[Figure record extracts]
********************

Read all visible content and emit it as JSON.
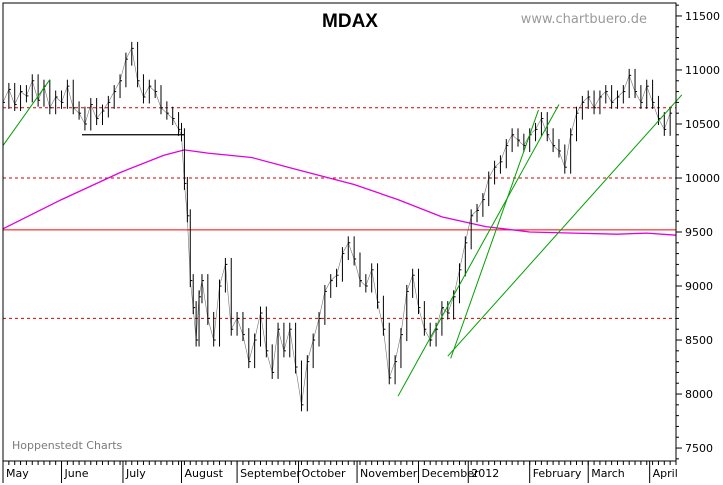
{
  "chart_data": {
    "type": "line",
    "title": "MDAX",
    "watermark": "www.chartbuero.de",
    "source": "Hoppenstedt Charts",
    "xlabel": "",
    "ylabel": "",
    "ylim": [
      7380,
      11620
    ],
    "y_ticks": [
      {
        "label": "11500",
        "value": 11500
      },
      {
        "label": "11000",
        "value": 11000
      },
      {
        "label": "10500",
        "value": 10500
      },
      {
        "label": "10000",
        "value": 10000
      },
      {
        "label": "9500",
        "value": 9500
      },
      {
        "label": "9000",
        "value": 9000
      },
      {
        "label": "8500",
        "value": 8500
      },
      {
        "label": "8000",
        "value": 8000
      },
      {
        "label": "7500",
        "value": 7500
      }
    ],
    "x_labels": [
      "May",
      "June",
      "July",
      "August",
      "September",
      "October",
      "November",
      "December",
      "2012",
      "February",
      "March",
      "April"
    ],
    "x_domain": [
      0,
      230
    ],
    "month_starts": [
      0,
      20,
      41,
      61,
      80,
      101,
      121,
      142,
      159,
      180,
      200,
      221
    ],
    "grid": false,
    "legend": "none",
    "colors": {
      "price": "#000000",
      "moving_average": "#e000e0",
      "support_line": "#ff0000",
      "resistance_dashed": "#d00000",
      "trend_lines": "#00a000",
      "pattern_line": "#000000"
    },
    "horizontal_levels": [
      {
        "value": 10650,
        "style": "dashed"
      },
      {
        "value": 10000,
        "style": "dashed"
      },
      {
        "value": 9520,
        "style": "solid"
      },
      {
        "value": 8700,
        "style": "dashed"
      }
    ],
    "pattern_line": {
      "x": [
        27,
        62
      ],
      "y": [
        10400,
        10400
      ]
    },
    "trend_lines": [
      {
        "x": [
          0,
          16
        ],
        "y": [
          10300,
          10910
        ]
      },
      {
        "x": [
          135,
          190
        ],
        "y": [
          7980,
          10680
        ]
      },
      {
        "x": [
          153,
          183
        ],
        "y": [
          8330,
          10630
        ]
      },
      {
        "x": [
          152,
          232
        ],
        "y": [
          8350,
          10770
        ]
      }
    ],
    "moving_average": {
      "x": [
        0,
        20,
        40,
        55,
        62,
        70,
        85,
        100,
        120,
        135,
        150,
        165,
        180,
        195,
        210,
        220,
        230
      ],
      "y": [
        9530,
        9800,
        10050,
        10210,
        10260,
        10230,
        10190,
        10080,
        9940,
        9800,
        9640,
        9550,
        9500,
        9490,
        9480,
        9490,
        9470
      ]
    },
    "price_series": {
      "name": "",
      "x": [
        0,
        2,
        4,
        6,
        8,
        10,
        12,
        14,
        16,
        18,
        20,
        22,
        24,
        26,
        28,
        30,
        32,
        34,
        36,
        38,
        40,
        42,
        44,
        46,
        48,
        50,
        52,
        54,
        56,
        58,
        60,
        61,
        62,
        63,
        64,
        65,
        66,
        67,
        68,
        70,
        72,
        74,
        76,
        78,
        80,
        82,
        84,
        86,
        88,
        90,
        92,
        94,
        96,
        98,
        100,
        102,
        104,
        106,
        108,
        110,
        112,
        114,
        116,
        118,
        120,
        122,
        124,
        126,
        128,
        130,
        132,
        134,
        136,
        138,
        140,
        142,
        144,
        146,
        148,
        150,
        152,
        154,
        156,
        158,
        160,
        162,
        164,
        166,
        168,
        170,
        172,
        174,
        176,
        178,
        180,
        182,
        184,
        186,
        188,
        190,
        192,
        194,
        196,
        198,
        200,
        202,
        204,
        206,
        208,
        210,
        212,
        214,
        216,
        218,
        220,
        222,
        224,
        226,
        228
      ],
      "y": [
        10700,
        10820,
        10680,
        10800,
        10760,
        10900,
        10720,
        10850,
        10650,
        10750,
        10700,
        10850,
        10650,
        10600,
        10500,
        10680,
        10550,
        10620,
        10700,
        10800,
        10900,
        11100,
        11200,
        10900,
        10750,
        10850,
        10800,
        10650,
        10600,
        10550,
        10450,
        10400,
        9950,
        9650,
        9050,
        8800,
        8500,
        8900,
        9050,
        8700,
        8500,
        9000,
        9200,
        8600,
        8700,
        8550,
        8300,
        8500,
        8750,
        8400,
        8200,
        8600,
        8400,
        8600,
        8250,
        7900,
        8300,
        8500,
        8700,
        8950,
        9050,
        9100,
        9300,
        9400,
        9250,
        9050,
        9000,
        9150,
        8850,
        8600,
        8150,
        8300,
        8550,
        8950,
        9100,
        8800,
        8600,
        8500,
        8600,
        8800,
        8750,
        8900,
        9150,
        9400,
        9650,
        9700,
        9800,
        10000,
        10100,
        10150,
        10300,
        10400,
        10350,
        10300,
        10400,
        10450,
        10550,
        10400,
        10300,
        10250,
        10100,
        10400,
        10600,
        10700,
        10750,
        10650,
        10750,
        10800,
        10700,
        10750,
        10800,
        10950,
        10800,
        10700,
        10850,
        10700,
        10550,
        10450,
        10600
      ]
    }
  }
}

********************

Work required -> Omit every picture, then reproduce the rest of the listing exactly.

Solution to the exercise ->
Read all visible content and emit it as JSON.
{
  "chart_data": {
    "type": "line",
    "title": "MDAX",
    "watermark": "www.chartbuero.de",
    "source": "Hoppenstedt Charts",
    "xlabel": "",
    "ylabel": "",
    "ylim": [
      7380,
      11620
    ],
    "y_ticks": [
      {
        "label": "11500",
        "value": 11500
      },
      {
        "label": "11000",
        "value": 11000
      },
      {
        "label": "10500",
        "value": 10500
      },
      {
        "label": "10000",
        "value": 10000
      },
      {
        "label": "9500",
        "value": 9500
      },
      {
        "label": "9000",
        "value": 9000
      },
      {
        "label": "8500",
        "value": 8500
      },
      {
        "label": "8000",
        "value": 8000
      },
      {
        "label": "7500",
        "value": 7500
      }
    ],
    "x_labels": [
      "May",
      "June",
      "July",
      "August",
      "September",
      "October",
      "November",
      "December",
      "2012",
      "February",
      "March",
      "April"
    ],
    "x_domain": [
      0,
      230
    ],
    "month_starts": [
      0,
      20,
      41,
      61,
      80,
      101,
      121,
      142,
      159,
      180,
      200,
      221
    ],
    "grid": false,
    "legend": "none",
    "colors": {
      "price": "#000000",
      "moving_average": "#e000e0",
      "support_line": "#ff0000",
      "resistance_dashed": "#d00000",
      "trend_lines": "#00a000",
      "pattern_line": "#000000"
    },
    "horizontal_levels": [
      {
        "value": 10650,
        "style": "dashed"
      },
      {
        "value": 10000,
        "style": "dashed"
      },
      {
        "value": 9520,
        "style": "solid"
      },
      {
        "value": 8700,
        "style": "dashed"
      }
    ],
    "pattern_line": {
      "x": [
        27,
        62
      ],
      "y": [
        10400,
        10400
      ]
    },
    "trend_lines": [
      {
        "x": [
          0,
          16
        ],
        "y": [
          10300,
          10910
        ]
      },
      {
        "x": [
          135,
          190
        ],
        "y": [
          7980,
          10680
        ]
      },
      {
        "x": [
          153,
          183
        ],
        "y": [
          8330,
          10630
        ]
      },
      {
        "x": [
          152,
          232
        ],
        "y": [
          8350,
          10770
        ]
      }
    ],
    "moving_average": {
      "x": [
        0,
        20,
        40,
        55,
        62,
        70,
        85,
        100,
        120,
        135,
        150,
        165,
        180,
        195,
        210,
        220,
        230
      ],
      "y": [
        9530,
        9800,
        10050,
        10210,
        10260,
        10230,
        10190,
        10080,
        9940,
        9800,
        9640,
        9550,
        9500,
        9490,
        9480,
        9490,
        9470
      ]
    },
    "price_series": {
      "name": "",
      "x": [
        0,
        2,
        4,
        6,
        8,
        10,
        12,
        14,
        16,
        18,
        20,
        22,
        24,
        26,
        28,
        30,
        32,
        34,
        36,
        38,
        40,
        42,
        44,
        46,
        48,
        50,
        52,
        54,
        56,
        58,
        60,
        61,
        62,
        63,
        64,
        65,
        66,
        67,
        68,
        70,
        72,
        74,
        76,
        78,
        80,
        82,
        84,
        86,
        88,
        90,
        92,
        94,
        96,
        98,
        100,
        102,
        104,
        106,
        108,
        110,
        112,
        114,
        116,
        118,
        120,
        122,
        124,
        126,
        128,
        130,
        132,
        134,
        136,
        138,
        140,
        142,
        144,
        146,
        148,
        150,
        152,
        154,
        156,
        158,
        160,
        162,
        164,
        166,
        168,
        170,
        172,
        174,
        176,
        178,
        180,
        182,
        184,
        186,
        188,
        190,
        192,
        194,
        196,
        198,
        200,
        202,
        204,
        206,
        208,
        210,
        212,
        214,
        216,
        218,
        220,
        222,
        224,
        226,
        228
      ],
      "y": [
        10700,
        10820,
        10680,
        10800,
        10760,
        10900,
        10720,
        10850,
        10650,
        10750,
        10700,
        10850,
        10650,
        10600,
        10500,
        10680,
        10550,
        10620,
        10700,
        10800,
        10900,
        11100,
        11200,
        10900,
        10750,
        10850,
        10800,
        10650,
        10600,
        10550,
        10450,
        10400,
        9950,
        9650,
        9050,
        8800,
        8500,
        8900,
        9050,
        8700,
        8500,
        9000,
        9200,
        8600,
        8700,
        8550,
        8300,
        8500,
        8750,
        8400,
        8200,
        8600,
        8400,
        8600,
        8250,
        7900,
        8300,
        8500,
        8700,
        8950,
        9050,
        9100,
        9300,
        9400,
        9250,
        9050,
        9000,
        9150,
        8850,
        8600,
        8150,
        8300,
        8550,
        8950,
        9100,
        8800,
        8600,
        8500,
        8600,
        8800,
        8750,
        8900,
        9150,
        9400,
        9650,
        9700,
        9800,
        10000,
        10100,
        10150,
        10300,
        10400,
        10350,
        10300,
        10400,
        10450,
        10550,
        10400,
        10300,
        10250,
        10100,
        10400,
        10600,
        10700,
        10750,
        10650,
        10750,
        10800,
        10700,
        10750,
        10800,
        10950,
        10800,
        10700,
        10850,
        10700,
        10550,
        10450,
        10600
      ]
    }
  }
}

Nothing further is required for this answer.